# [The data]
- - -

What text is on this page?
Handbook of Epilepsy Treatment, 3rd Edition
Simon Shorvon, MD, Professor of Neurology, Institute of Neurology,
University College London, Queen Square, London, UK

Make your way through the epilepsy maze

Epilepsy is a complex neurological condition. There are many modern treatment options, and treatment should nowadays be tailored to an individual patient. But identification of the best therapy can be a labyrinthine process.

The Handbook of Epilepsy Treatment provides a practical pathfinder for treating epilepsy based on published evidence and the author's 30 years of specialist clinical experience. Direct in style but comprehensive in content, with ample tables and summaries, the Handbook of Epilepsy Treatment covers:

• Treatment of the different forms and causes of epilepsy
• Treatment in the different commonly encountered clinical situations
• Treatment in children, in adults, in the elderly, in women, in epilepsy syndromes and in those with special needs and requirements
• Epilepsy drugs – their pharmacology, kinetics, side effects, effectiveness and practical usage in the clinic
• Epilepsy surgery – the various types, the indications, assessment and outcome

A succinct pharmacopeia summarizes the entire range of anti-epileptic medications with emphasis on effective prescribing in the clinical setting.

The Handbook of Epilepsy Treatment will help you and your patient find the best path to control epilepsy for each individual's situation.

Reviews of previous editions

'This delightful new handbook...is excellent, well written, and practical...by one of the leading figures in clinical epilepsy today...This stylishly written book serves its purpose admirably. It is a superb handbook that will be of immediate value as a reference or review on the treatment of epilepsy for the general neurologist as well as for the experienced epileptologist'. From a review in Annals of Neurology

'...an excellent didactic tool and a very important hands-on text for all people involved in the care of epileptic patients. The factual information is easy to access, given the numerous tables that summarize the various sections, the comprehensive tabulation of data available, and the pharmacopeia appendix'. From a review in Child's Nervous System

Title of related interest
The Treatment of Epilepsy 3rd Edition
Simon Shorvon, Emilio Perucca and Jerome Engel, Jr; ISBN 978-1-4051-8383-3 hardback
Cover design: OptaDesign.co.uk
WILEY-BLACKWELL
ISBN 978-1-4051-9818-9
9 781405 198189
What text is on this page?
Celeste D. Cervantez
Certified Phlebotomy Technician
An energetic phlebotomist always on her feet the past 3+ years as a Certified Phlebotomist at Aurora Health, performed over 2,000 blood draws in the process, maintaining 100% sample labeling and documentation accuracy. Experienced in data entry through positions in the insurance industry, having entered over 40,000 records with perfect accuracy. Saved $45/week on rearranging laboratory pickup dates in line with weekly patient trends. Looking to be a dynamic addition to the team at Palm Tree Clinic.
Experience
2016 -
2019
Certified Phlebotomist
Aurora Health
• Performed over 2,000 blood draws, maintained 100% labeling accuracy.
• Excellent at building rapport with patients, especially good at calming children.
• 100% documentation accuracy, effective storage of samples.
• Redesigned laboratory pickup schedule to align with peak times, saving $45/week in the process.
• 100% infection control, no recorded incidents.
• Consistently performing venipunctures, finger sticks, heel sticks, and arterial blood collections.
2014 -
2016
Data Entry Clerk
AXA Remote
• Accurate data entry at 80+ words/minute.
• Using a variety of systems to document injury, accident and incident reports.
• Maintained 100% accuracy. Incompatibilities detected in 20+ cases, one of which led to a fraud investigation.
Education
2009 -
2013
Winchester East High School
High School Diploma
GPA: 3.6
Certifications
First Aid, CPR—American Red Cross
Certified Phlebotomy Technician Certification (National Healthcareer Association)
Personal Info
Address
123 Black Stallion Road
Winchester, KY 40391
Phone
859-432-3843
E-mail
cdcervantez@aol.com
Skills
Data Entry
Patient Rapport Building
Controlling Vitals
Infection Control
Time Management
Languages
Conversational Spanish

- - -

# [Task goal]
The lines you need are those with the word "individual"; list them from the entries.

# [Solution for this problem]
Epilepsy is a complex neurological condition. There are many modern treatment options, and treatment should nowadays be tailored to an individual patient. But identification of the best therapy can be a labyrinthine process.
The Handbook of Epilepsy Treatment will help you and your patient find the best path to control epilepsy for each individual's situation.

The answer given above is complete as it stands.